**Problem statement:**
Return each line containing "Deum".
>> START Supplied data
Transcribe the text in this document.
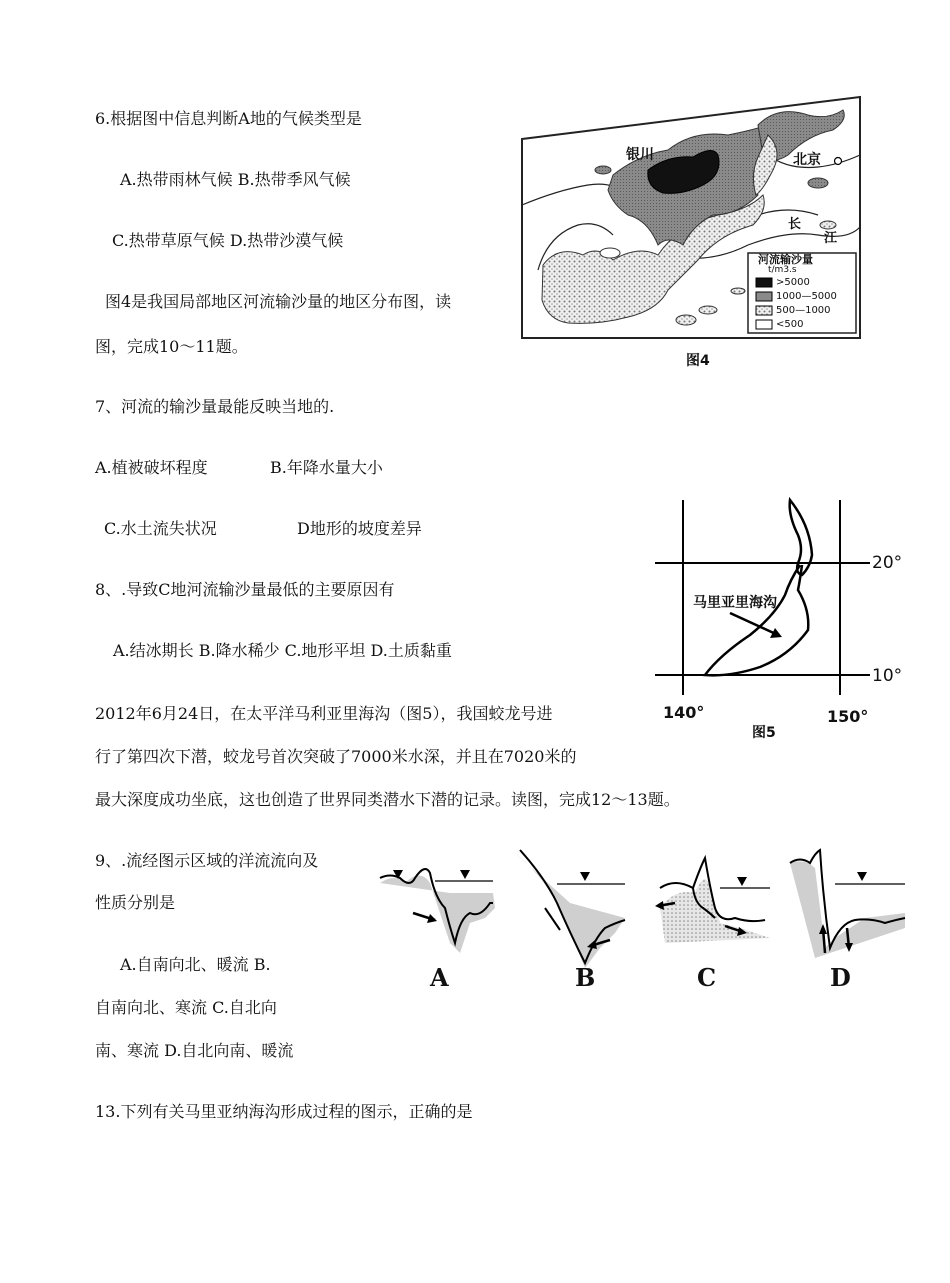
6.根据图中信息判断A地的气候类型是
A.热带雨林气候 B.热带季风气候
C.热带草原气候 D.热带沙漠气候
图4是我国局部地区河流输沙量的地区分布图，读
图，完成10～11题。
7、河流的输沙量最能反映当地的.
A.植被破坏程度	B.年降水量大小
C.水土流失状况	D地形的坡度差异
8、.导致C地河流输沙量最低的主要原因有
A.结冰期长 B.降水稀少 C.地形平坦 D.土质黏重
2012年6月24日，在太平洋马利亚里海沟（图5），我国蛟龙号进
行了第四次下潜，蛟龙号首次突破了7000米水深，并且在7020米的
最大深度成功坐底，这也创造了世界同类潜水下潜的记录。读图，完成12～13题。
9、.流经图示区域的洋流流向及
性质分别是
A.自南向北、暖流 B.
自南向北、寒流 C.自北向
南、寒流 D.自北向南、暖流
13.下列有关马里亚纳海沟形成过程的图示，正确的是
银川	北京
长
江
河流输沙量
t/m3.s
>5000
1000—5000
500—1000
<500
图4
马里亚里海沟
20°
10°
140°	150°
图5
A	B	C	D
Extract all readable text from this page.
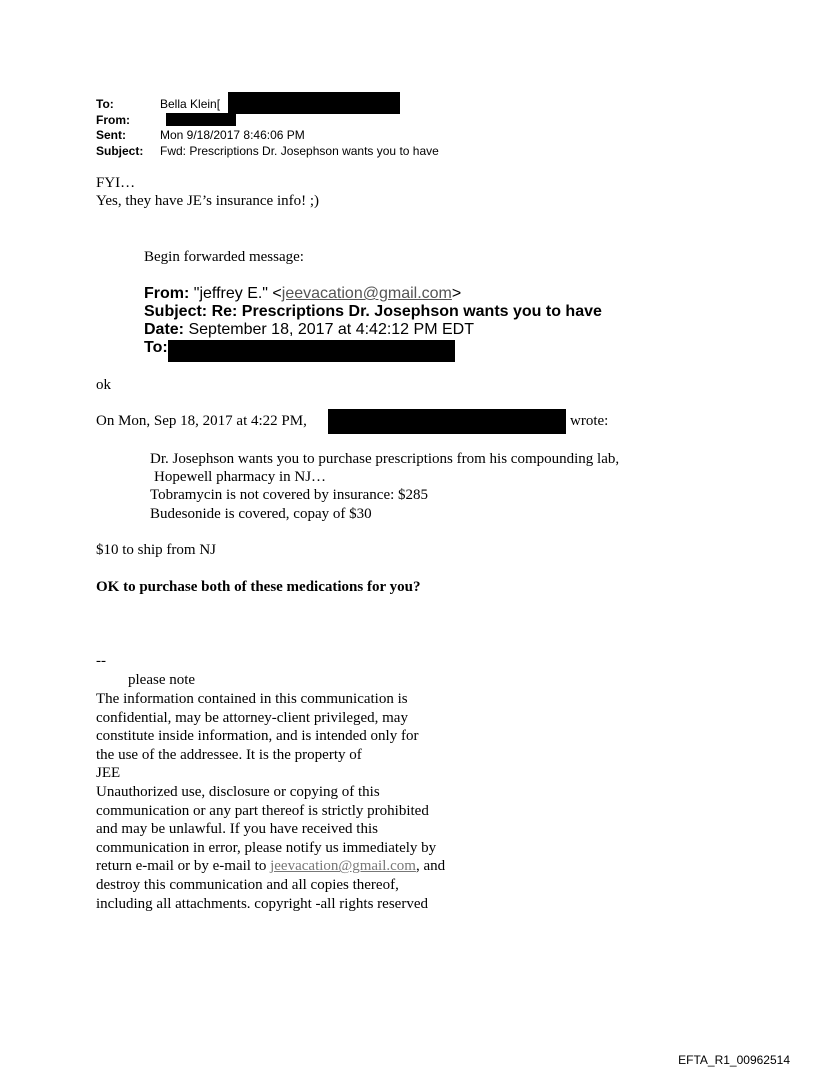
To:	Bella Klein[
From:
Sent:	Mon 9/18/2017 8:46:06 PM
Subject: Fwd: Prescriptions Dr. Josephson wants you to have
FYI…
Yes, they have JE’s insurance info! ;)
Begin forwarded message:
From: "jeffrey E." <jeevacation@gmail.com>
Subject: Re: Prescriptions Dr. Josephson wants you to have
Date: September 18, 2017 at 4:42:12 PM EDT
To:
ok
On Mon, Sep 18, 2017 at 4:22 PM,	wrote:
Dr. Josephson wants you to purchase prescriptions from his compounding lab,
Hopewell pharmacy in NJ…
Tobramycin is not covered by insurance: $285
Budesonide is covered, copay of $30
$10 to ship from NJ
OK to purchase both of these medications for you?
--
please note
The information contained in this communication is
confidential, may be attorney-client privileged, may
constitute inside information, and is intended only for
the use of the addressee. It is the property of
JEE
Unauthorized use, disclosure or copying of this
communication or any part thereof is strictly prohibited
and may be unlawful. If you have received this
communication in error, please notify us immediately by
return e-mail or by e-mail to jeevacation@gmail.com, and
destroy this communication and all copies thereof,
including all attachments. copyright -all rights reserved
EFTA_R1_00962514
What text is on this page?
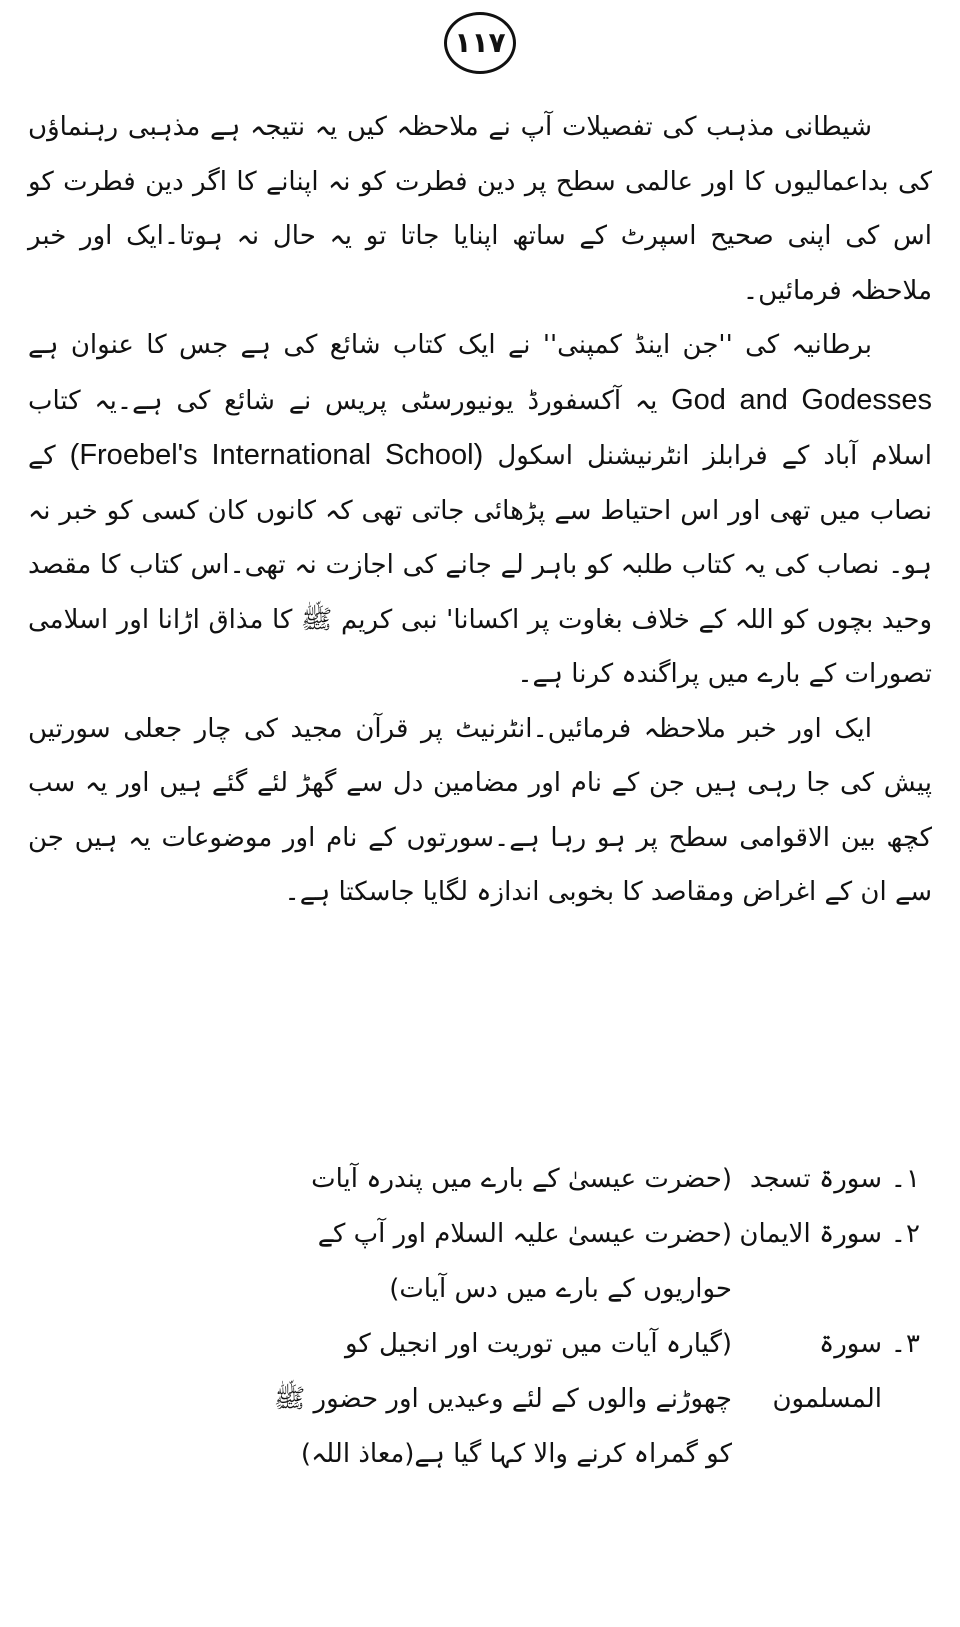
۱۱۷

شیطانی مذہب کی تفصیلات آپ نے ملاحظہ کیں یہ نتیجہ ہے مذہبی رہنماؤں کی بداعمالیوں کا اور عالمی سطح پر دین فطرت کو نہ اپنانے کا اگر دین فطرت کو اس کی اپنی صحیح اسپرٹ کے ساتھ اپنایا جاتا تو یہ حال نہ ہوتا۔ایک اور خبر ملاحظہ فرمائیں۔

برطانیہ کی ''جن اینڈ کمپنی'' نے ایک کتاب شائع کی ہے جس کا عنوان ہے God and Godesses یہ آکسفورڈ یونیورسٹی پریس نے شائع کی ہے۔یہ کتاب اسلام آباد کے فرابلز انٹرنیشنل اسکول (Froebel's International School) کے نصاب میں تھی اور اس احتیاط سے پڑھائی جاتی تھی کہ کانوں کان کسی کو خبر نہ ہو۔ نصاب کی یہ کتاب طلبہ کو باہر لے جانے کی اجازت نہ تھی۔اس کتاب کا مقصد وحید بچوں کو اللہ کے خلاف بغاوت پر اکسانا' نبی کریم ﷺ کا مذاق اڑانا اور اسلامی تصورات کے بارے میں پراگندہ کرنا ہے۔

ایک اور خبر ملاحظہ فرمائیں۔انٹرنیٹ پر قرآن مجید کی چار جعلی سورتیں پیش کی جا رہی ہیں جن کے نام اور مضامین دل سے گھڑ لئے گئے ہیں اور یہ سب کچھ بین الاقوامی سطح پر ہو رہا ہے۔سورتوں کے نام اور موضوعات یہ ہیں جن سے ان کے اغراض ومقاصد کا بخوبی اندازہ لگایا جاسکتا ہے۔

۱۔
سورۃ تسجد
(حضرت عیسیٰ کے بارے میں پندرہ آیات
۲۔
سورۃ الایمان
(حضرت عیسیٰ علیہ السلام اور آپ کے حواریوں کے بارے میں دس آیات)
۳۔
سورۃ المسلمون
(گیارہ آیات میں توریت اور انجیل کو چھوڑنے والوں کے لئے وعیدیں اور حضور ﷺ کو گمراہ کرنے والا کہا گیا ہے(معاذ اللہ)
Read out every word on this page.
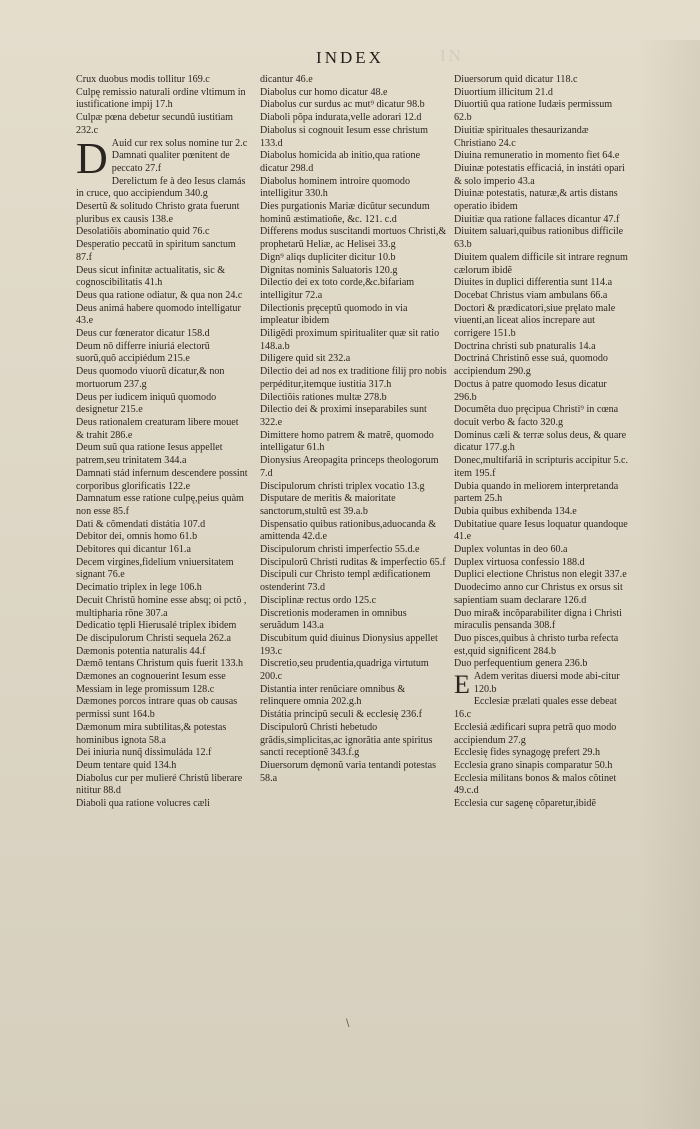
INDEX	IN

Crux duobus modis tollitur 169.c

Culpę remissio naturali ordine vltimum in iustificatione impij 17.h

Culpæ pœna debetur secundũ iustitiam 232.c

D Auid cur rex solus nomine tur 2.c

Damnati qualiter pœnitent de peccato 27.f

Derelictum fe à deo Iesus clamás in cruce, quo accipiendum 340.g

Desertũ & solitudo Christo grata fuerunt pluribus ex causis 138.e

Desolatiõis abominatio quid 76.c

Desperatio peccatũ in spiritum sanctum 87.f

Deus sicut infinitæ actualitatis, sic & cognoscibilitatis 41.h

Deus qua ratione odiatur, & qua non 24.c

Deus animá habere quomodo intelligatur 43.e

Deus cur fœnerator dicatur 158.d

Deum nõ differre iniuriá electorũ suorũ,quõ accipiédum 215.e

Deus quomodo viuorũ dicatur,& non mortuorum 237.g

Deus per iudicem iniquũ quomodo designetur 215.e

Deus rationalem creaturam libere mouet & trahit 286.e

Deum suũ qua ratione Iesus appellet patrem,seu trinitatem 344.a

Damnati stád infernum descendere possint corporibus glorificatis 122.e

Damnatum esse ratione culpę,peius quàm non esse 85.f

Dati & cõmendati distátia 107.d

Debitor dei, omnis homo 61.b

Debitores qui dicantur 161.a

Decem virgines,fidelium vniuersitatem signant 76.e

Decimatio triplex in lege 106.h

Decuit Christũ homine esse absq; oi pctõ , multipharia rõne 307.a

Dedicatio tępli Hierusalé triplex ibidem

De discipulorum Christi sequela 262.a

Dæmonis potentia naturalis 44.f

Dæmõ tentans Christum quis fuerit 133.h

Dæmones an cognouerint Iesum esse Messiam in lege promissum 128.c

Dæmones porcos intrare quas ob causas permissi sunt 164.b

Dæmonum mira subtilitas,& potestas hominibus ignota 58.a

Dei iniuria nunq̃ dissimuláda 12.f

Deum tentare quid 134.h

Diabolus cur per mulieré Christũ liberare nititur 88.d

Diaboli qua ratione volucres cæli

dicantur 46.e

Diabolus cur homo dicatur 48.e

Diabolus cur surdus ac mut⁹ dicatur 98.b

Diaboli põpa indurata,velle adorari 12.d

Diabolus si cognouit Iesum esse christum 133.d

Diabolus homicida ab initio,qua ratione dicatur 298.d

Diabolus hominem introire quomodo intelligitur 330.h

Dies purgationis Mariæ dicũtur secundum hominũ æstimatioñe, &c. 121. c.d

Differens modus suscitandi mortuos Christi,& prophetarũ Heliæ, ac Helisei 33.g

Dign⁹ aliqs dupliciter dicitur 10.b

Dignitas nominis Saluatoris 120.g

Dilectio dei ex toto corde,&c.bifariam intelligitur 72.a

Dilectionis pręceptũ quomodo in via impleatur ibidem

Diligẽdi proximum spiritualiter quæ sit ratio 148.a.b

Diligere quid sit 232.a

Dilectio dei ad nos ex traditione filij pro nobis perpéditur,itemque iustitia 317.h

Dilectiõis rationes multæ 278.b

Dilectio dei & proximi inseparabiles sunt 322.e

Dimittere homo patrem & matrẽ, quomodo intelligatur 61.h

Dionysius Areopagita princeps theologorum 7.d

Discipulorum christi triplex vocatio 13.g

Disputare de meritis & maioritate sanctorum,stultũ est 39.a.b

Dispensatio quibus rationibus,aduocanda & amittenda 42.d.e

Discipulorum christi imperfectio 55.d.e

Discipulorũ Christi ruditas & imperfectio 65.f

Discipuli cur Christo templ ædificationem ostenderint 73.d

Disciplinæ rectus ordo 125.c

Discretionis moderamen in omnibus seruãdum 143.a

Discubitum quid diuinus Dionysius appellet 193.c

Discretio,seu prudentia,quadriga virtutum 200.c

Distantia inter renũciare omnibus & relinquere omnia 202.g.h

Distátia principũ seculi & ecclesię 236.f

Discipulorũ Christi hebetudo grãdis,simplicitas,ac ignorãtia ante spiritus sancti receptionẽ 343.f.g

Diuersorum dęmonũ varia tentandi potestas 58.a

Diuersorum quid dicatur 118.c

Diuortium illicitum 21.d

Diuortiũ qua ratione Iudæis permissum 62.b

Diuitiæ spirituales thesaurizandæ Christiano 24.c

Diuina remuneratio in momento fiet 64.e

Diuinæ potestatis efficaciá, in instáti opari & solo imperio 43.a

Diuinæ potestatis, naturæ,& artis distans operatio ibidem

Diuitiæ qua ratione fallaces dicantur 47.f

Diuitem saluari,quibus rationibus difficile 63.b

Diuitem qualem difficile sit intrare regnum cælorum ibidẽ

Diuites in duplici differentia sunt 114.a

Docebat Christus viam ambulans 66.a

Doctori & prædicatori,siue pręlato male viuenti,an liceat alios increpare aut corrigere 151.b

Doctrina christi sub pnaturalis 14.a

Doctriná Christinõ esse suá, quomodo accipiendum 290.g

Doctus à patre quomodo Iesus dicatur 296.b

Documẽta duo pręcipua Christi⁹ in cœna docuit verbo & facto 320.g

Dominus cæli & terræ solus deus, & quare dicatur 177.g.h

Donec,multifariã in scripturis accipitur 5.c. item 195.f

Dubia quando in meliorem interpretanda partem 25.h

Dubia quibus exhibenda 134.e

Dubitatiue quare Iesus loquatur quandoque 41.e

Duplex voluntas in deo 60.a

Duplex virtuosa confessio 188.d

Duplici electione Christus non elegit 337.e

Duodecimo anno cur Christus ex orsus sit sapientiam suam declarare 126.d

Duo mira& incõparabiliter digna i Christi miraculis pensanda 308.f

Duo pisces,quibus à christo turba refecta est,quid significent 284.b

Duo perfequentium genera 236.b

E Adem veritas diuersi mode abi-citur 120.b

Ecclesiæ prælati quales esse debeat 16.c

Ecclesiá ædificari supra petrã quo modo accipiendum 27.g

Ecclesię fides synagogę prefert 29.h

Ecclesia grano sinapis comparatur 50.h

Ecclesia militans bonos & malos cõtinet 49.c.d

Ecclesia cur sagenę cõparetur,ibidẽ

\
>> END Supplied data
**Output for this task:**
Deum nõ differre iniuriá electorũ suorũ,quõ accipiédum 215.e
Deum suũ qua ratione Iesus appellet patrem,seu trinitatem 344.a
Deum tentare quid 134.h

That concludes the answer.